== Provided entries ==

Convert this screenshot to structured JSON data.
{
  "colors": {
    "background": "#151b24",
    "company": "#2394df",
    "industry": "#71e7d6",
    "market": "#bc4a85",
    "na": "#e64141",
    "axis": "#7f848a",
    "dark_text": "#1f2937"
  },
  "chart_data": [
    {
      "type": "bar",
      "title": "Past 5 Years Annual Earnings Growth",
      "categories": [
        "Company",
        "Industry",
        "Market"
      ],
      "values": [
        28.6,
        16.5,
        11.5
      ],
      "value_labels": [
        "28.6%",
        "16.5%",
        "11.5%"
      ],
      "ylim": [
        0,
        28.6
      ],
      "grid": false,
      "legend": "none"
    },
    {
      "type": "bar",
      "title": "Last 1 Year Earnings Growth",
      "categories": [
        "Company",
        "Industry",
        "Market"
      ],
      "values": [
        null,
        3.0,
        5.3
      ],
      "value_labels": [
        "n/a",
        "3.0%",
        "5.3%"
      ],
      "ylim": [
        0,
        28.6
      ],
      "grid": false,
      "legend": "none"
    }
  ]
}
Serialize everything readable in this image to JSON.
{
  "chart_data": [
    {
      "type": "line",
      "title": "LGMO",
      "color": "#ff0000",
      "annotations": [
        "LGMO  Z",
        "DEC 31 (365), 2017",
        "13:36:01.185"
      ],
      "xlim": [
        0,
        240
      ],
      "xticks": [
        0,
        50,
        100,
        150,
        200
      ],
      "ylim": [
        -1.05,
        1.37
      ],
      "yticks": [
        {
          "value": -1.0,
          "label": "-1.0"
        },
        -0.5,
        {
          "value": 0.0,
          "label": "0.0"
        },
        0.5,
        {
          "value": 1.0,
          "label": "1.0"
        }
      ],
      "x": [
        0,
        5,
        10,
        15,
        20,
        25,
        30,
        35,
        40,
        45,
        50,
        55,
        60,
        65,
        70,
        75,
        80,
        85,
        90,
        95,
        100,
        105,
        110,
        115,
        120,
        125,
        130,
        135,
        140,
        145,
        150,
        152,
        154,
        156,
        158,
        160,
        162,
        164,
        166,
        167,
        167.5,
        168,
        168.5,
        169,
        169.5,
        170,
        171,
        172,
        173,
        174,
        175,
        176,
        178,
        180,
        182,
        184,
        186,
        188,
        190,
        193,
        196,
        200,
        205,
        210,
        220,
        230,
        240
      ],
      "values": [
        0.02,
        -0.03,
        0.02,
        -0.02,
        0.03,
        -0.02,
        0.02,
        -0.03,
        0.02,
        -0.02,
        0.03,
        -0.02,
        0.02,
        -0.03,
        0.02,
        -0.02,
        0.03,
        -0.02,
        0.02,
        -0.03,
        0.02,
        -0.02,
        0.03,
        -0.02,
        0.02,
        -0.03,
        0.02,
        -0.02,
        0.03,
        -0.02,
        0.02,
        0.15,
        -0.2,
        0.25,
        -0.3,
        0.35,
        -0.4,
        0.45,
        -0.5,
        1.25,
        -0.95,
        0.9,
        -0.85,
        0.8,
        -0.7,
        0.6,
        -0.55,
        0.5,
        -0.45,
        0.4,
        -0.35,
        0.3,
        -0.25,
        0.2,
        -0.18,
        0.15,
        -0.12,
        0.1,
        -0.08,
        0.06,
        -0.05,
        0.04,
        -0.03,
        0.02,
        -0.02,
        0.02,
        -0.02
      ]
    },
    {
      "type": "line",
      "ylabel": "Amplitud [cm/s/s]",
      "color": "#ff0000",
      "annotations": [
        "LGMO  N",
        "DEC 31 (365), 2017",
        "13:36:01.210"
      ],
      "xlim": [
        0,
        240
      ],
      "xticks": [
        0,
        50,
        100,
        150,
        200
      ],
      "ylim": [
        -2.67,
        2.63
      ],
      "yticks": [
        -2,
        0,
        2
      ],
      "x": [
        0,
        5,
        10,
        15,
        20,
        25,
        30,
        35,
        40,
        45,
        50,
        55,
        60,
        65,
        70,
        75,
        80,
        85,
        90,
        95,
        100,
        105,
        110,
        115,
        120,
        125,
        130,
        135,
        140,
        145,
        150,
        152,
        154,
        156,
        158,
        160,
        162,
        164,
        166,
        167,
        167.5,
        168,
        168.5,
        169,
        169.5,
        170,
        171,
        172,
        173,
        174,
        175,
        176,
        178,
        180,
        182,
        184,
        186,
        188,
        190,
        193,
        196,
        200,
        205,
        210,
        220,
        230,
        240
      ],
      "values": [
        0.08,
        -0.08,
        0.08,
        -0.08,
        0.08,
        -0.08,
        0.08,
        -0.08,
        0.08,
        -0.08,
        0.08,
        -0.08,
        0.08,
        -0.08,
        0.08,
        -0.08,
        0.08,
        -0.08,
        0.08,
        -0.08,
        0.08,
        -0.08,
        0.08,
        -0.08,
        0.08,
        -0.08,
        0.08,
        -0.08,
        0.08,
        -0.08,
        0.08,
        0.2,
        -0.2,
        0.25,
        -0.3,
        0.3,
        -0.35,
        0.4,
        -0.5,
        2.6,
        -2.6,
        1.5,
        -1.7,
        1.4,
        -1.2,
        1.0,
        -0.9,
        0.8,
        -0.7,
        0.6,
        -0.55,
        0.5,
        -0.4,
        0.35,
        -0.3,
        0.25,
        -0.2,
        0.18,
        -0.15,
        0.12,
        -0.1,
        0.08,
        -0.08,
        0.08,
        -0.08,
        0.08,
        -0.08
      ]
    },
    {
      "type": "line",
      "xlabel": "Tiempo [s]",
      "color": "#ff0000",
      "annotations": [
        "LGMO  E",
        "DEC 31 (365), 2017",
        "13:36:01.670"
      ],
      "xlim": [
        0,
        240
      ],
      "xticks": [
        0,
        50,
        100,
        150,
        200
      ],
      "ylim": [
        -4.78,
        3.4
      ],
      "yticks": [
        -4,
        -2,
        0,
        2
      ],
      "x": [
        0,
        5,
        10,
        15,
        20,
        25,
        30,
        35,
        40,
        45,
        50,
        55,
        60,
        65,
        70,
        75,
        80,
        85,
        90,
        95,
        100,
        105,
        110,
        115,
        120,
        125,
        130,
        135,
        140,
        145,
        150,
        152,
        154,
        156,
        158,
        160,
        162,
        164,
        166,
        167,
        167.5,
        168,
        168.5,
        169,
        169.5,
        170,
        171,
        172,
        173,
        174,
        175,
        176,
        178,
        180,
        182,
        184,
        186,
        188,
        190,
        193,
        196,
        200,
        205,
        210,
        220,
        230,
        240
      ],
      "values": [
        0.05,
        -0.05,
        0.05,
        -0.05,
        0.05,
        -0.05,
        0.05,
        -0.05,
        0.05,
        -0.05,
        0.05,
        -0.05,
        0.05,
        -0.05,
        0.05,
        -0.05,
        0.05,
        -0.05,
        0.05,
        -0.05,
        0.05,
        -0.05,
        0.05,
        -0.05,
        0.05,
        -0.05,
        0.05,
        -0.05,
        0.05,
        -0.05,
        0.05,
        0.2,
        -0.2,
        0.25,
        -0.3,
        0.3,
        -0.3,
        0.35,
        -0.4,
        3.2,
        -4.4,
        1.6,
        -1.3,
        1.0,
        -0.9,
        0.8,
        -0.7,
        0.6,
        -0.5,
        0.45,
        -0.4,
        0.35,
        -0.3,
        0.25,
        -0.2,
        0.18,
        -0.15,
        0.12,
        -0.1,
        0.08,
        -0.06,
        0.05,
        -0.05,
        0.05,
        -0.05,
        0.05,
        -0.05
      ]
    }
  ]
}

===

• [Short problem] Set all of the records down again, exactly as they stand.

• [Output of the exercise]
Convert this screenshot to structured JSON data.
{
  "colors": {
    "background": "#151b24",
    "company": "#2394df",
    "industry": "#71e7d6",
    "market": "#bc4a85",
    "na": "#e64141",
    "axis": "#7f848a",
    "dark_text": "#1f2937"
  },
  "chart_data": [
    {
      "type": "bar",
      "title": "Past 5 Years Annual Earnings Growth",
      "categories": [
        "Company",
        "Industry",
        "Market"
      ],
      "values": [
        28.6,
        16.5,
        11.5
      ],
      "value_labels": [
        "28.6%",
        "16.5%",
        "11.5%"
      ],
      "ylim": [
        0,
        28.6
      ],
      "grid": false,
      "legend": "none"
    },
    {
      "type": "bar",
      "title": "Last 1 Year Earnings Growth",
      "categories": [
        "Company",
        "Industry",
        "Market"
      ],
      "values": [
        null,
        3.0,
        5.3
      ],
      "value_labels": [
        "n/a",
        "3.0%",
        "5.3%"
      ],
      "ylim": [
        0,
        28.6
      ],
      "grid": false,
      "legend": "none"
    }
  ]
}
Serialize everything readable in this image to JSON.
{
  "chart_data": [
    {
      "type": "line",
      "title": "LGMO",
      "color": "#ff0000",
      "annotations": [
        "LGMO  Z",
        "DEC 31 (365), 2017",
        "13:36:01.185"
      ],
      "xlim": [
        0,
        240
      ],
      "xticks": [
        0,
        50,
        100,
        150,
        200
      ],
      "ylim": [
        -1.05,
        1.37
      ],
      "yticks": [
        {
          "value": -1.0,
          "label": "-1.0"
        },
        -0.5,
        {
          "value": 0.0,
          "label": "0.0"
        },
        0.5,
        {
          "value": 1.0,
          "label": "1.0"
        }
      ],
      "x": [
        0,
        5,
        10,
        15,
        20,
        25,
        30,
        35,
        40,
        45,
        50,
        55,
        60,
        65,
        70,
        75,
        80,
        85,
        90,
        95,
        100,
        105,
        110,
        115,
        120,
        125,
        130,
        135,
        140,
        145,
        150,
        152,
        154,
        156,
        158,
        160,
        162,
        164,
        166,
        167,
        167.5,
        168,
        168.5,
        169,
        169.5,
        170,
        171,
        172,
        173,
        174,
        175,
        176,
        178,
        180,
        182,
        184,
        186,
        188,
        190,
        193,
        196,
        200,
        205,
        210,
        220,
        230,
        240
      ],
      "values": [
        0.02,
        -0.03,
        0.02,
        -0.02,
        0.03,
        -0.02,
        0.02,
        -0.03,
        0.02,
        -0.02,
        0.03,
        -0.02,
        0.02,
        -0.03,
        0.02,
        -0.02,
        0.03,
        -0.02,
        0.02,
        -0.03,
        0.02,
        -0.02,
        0.03,
        -0.02,
        0.02,
        -0.03,
        0.02,
        -0.02,
        0.03,
        -0.02,
        0.02,
        0.15,
        -0.2,
        0.25,
        -0.3,
        0.35,
        -0.4,
        0.45,
        -0.5,
        1.25,
        -0.95,
        0.9,
        -0.85,
        0.8,
        -0.7,
        0.6,
        -0.55,
        0.5,
        -0.45,
        0.4,
        -0.35,
        0.3,
        -0.25,
        0.2,
        -0.18,
        0.15,
        -0.12,
        0.1,
        -0.08,
        0.06,
        -0.05,
        0.04,
        -0.03,
        0.02,
        -0.02,
        0.02,
        -0.02
      ]
    },
    {
      "type": "line",
      "ylabel": "Amplitud [cm/s/s]",
      "color": "#ff0000",
      "annotations": [
        "LGMO  N",
        "DEC 31 (365), 2017",
        "13:36:01.210"
      ],
      "xlim": [
        0,
        240
      ],
      "xticks": [
        0,
        50,
        100,
        150,
        200
      ],
      "ylim": [
        -2.67,
        2.63
      ],
      "yticks": [
        -2,
        0,
        2
      ],
      "x": [
        0,
        5,
        10,
        15,
        20,
        25,
        30,
        35,
        40,
        45,
        50,
        55,
        60,
        65,
        70,
        75,
        80,
        85,
        90,
        95,
        100,
        105,
        110,
        115,
        120,
        125,
        130,
        135,
        140,
        145,
        150,
        152,
        154,
        156,
        158,
        160,
        162,
        164,
        166,
        167,
        167.5,
        168,
        168.5,
        169,
        169.5,
        170,
        171,
        172,
        173,
        174,
        175,
        176,
        178,
        180,
        182,
        184,
        186,
        188,
        190,
        193,
        196,
        200,
        205,
        210,
        220,
        230,
        240
      ],
      "values": [
        0.08,
        -0.08,
        0.08,
        -0.08,
        0.08,
        -0.08,
        0.08,
        -0.08,
        0.08,
        -0.08,
        0.08,
        -0.08,
        0.08,
        -0.08,
        0.08,
        -0.08,
        0.08,
        -0.08,
        0.08,
        -0.08,
        0.08,
        -0.08,
        0.08,
        -0.08,
        0.08,
        -0.08,
        0.08,
        -0.08,
        0.08,
        -0.08,
        0.08,
        0.2,
        -0.2,
        0.25,
        -0.3,
        0.3,
        -0.35,
        0.4,
        -0.5,
        2.6,
        -2.6,
        1.5,
        -1.7,
        1.4,
        -1.2,
        1.0,
        -0.9,
        0.8,
        -0.7,
        0.6,
        -0.55,
        0.5,
        -0.4,
        0.35,
        -0.3,
        0.25,
        -0.2,
        0.18,
        -0.15,
        0.12,
        -0.1,
        0.08,
        -0.08,
        0.08,
        -0.08,
        0.08,
        -0.08
      ]
    },
    {
      "type": "line",
      "xlabel": "Tiempo [s]",
      "color": "#ff0000",
      "annotations": [
        "LGMO  E",
        "DEC 31 (365), 2017",
        "13:36:01.670"
      ],
      "xlim": [
        0,
        240
      ],
      "xticks": [
        0,
        50,
        100,
        150,
        200
      ],
      "ylim": [
        -4.78,
        3.4
      ],
      "yticks": [
        -4,
        -2,
        0,
        2
      ],
      "x": [
        0,
        5,
        10,
        15,
        20,
        25,
        30,
        35,
        40,
        45,
        50,
        55,
        60,
        65,
        70,
        75,
        80,
        85,
        90,
        95,
        100,
        105,
        110,
        115,
        120,
        125,
        130,
        135,
        140,
        145,
        150,
        152,
        154,
        156,
        158,
        160,
        162,
        164,
        166,
        167,
        167.5,
        168,
        168.5,
        169,
        169.5,
        170,
        171,
        172,
        173,
        174,
        175,
        176,
        178,
        180,
        182,
        184,
        186,
        188,
        190,
        193,
        196,
        200,
        205,
        210,
        220,
        230,
        240
      ],
      "values": [
        0.05,
        -0.05,
        0.05,
        -0.05,
        0.05,
        -0.05,
        0.05,
        -0.05,
        0.05,
        -0.05,
        0.05,
        -0.05,
        0.05,
        -0.05,
        0.05,
        -0.05,
        0.05,
        -0.05,
        0.05,
        -0.05,
        0.05,
        -0.05,
        0.05,
        -0.05,
        0.05,
        -0.05,
        0.05,
        -0.05,
        0.05,
        -0.05,
        0.05,
        0.2,
        -0.2,
        0.25,
        -0.3,
        0.3,
        -0.3,
        0.35,
        -0.4,
        3.2,
        -4.4,
        1.6,
        -1.3,
        1.0,
        -0.9,
        0.8,
        -0.7,
        0.6,
        -0.5,
        0.45,
        -0.4,
        0.35,
        -0.3,
        0.25,
        -0.2,
        0.18,
        -0.15,
        0.12,
        -0.1,
        0.08,
        -0.06,
        0.05,
        -0.05,
        0.05,
        -0.05,
        0.05,
        -0.05
      ]
    }
  ]
}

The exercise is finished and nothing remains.